--- Begin DATASET ROWS ---

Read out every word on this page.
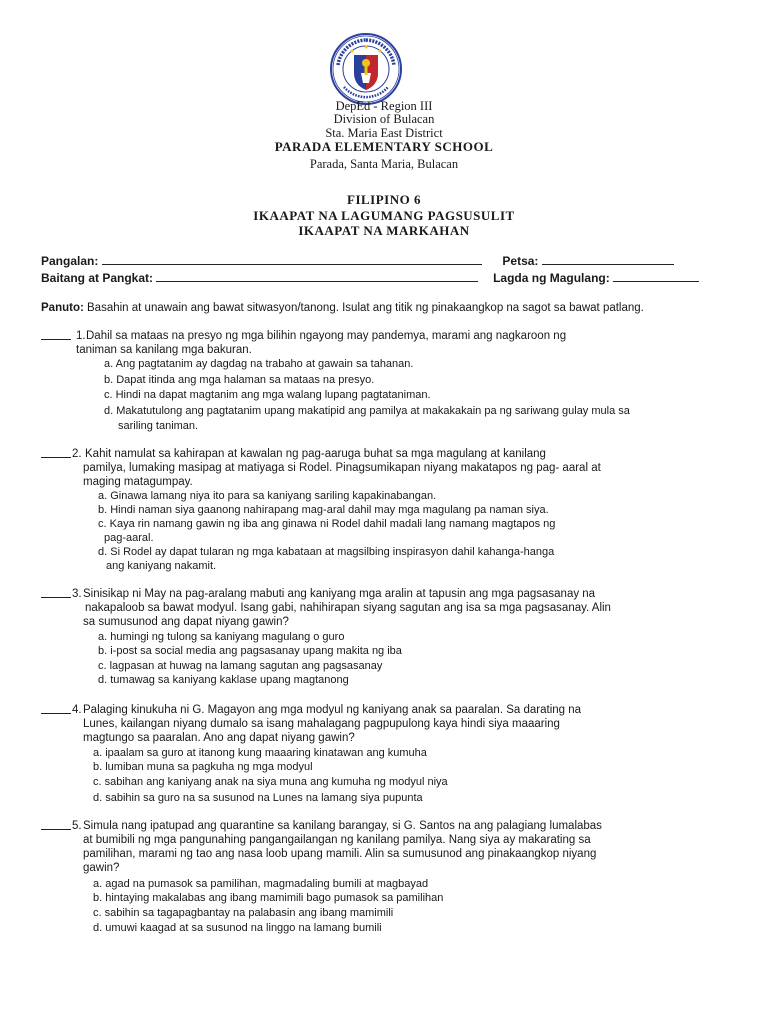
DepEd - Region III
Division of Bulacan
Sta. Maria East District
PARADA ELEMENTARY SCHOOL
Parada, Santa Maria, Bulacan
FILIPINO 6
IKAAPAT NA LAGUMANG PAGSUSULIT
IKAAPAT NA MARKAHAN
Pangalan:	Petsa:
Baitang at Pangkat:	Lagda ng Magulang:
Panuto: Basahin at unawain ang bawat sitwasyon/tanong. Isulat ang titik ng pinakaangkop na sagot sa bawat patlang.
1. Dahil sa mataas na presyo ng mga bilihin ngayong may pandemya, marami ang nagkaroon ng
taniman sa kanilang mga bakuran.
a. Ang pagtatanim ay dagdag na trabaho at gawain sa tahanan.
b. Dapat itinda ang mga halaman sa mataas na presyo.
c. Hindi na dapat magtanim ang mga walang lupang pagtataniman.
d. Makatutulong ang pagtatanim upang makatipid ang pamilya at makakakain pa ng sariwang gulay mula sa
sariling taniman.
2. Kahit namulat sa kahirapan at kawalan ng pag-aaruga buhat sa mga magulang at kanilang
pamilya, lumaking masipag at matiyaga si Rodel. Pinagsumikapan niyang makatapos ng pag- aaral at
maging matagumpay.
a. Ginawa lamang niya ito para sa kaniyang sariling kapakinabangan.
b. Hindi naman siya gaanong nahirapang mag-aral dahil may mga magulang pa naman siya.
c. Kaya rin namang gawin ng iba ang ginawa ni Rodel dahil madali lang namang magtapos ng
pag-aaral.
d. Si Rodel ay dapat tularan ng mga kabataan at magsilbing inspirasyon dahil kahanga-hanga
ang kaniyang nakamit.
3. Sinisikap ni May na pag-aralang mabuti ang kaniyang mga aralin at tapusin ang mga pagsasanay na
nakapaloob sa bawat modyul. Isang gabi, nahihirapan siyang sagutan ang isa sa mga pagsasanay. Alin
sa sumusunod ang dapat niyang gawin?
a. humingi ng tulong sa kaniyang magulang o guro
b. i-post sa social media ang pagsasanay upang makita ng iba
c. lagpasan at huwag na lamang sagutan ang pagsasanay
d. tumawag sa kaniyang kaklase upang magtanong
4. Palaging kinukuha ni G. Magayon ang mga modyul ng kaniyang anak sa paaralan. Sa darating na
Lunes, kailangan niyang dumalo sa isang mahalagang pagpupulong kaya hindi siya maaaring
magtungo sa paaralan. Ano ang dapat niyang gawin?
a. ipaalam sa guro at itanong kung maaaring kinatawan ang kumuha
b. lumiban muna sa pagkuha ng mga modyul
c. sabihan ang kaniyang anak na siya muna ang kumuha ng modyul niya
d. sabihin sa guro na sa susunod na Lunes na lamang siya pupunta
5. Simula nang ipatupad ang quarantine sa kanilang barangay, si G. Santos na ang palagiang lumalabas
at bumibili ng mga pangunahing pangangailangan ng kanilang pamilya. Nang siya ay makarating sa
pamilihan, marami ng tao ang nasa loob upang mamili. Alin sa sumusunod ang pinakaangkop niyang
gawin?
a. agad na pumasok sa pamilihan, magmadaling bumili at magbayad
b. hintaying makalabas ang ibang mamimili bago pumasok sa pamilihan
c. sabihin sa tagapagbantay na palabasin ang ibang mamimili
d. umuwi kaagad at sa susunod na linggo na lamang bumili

--- End DATASET ROWS ---

■ PROBLEM TO SOLVE
Skip the pictures, then retype every line above exactly.

■ WORKED ANSWER
Read out every word on this page.
DepEd - Region III
Division of Bulacan
Sta. Maria East District
PARADA ELEMENTARY SCHOOL
Parada, Santa Maria, Bulacan
FILIPINO 6
IKAAPAT NA LAGUMANG PAGSUSULIT
IKAAPAT NA MARKAHAN
Pangalan:	Petsa:
Baitang at Pangkat:	Lagda ng Magulang:
Panuto: Basahin at unawain ang bawat sitwasyon/tanong. Isulat ang titik ng pinakaangkop na sagot sa bawat patlang.
1. Dahil sa mataas na presyo ng mga bilihin ngayong may pandemya, marami ang nagkaroon ng
taniman sa kanilang mga bakuran.
a. Ang pagtatanim ay dagdag na trabaho at gawain sa tahanan.
b. Dapat itinda ang mga halaman sa mataas na presyo.
c. Hindi na dapat magtanim ang mga walang lupang pagtataniman.
d. Makatutulong ang pagtatanim upang makatipid ang pamilya at makakakain pa ng sariwang gulay mula sa
sariling taniman.
2. Kahit namulat sa kahirapan at kawalan ng pag-aaruga buhat sa mga magulang at kanilang
pamilya, lumaking masipag at matiyaga si Rodel. Pinagsumikapan niyang makatapos ng pag- aaral at
maging matagumpay.
a. Ginawa lamang niya ito para sa kaniyang sariling kapakinabangan.
b. Hindi naman siya gaanong nahirapang mag-aral dahil may mga magulang pa naman siya.
c. Kaya rin namang gawin ng iba ang ginawa ni Rodel dahil madali lang namang magtapos ng
pag-aaral.
d. Si Rodel ay dapat tularan ng mga kabataan at magsilbing inspirasyon dahil kahanga-hanga
ang kaniyang nakamit.
3. Sinisikap ni May na pag-aralang mabuti ang kaniyang mga aralin at tapusin ang mga pagsasanay na
nakapaloob sa bawat modyul. Isang gabi, nahihirapan siyang sagutan ang isa sa mga pagsasanay. Alin
sa sumusunod ang dapat niyang gawin?
a. humingi ng tulong sa kaniyang magulang o guro
b. i-post sa social media ang pagsasanay upang makita ng iba
c. lagpasan at huwag na lamang sagutan ang pagsasanay
d. tumawag sa kaniyang kaklase upang magtanong
4. Palaging kinukuha ni G. Magayon ang mga modyul ng kaniyang anak sa paaralan. Sa darating na
Lunes, kailangan niyang dumalo sa isang mahalagang pagpupulong kaya hindi siya maaaring
magtungo sa paaralan. Ano ang dapat niyang gawin?
a. ipaalam sa guro at itanong kung maaaring kinatawan ang kumuha
b. lumiban muna sa pagkuha ng mga modyul
c. sabihan ang kaniyang anak na siya muna ang kumuha ng modyul niya
d. sabihin sa guro na sa susunod na Lunes na lamang siya pupunta
5. Simula nang ipatupad ang quarantine sa kanilang barangay, si G. Santos na ang palagiang lumalabas
at bumibili ng mga pangunahing pangangailangan ng kanilang pamilya. Nang siya ay makarating sa
pamilihan, marami ng tao ang nasa loob upang mamili. Alin sa sumusunod ang pinakaangkop niyang
gawin?
a. agad na pumasok sa pamilihan, magmadaling bumili at magbayad
b. hintaying makalabas ang ibang mamimili bago pumasok sa pamilihan
c. sabihin sa tagapagbantay na palabasin ang ibang mamimili
d. umuwi kaagad at sa susunod na linggo na lamang bumili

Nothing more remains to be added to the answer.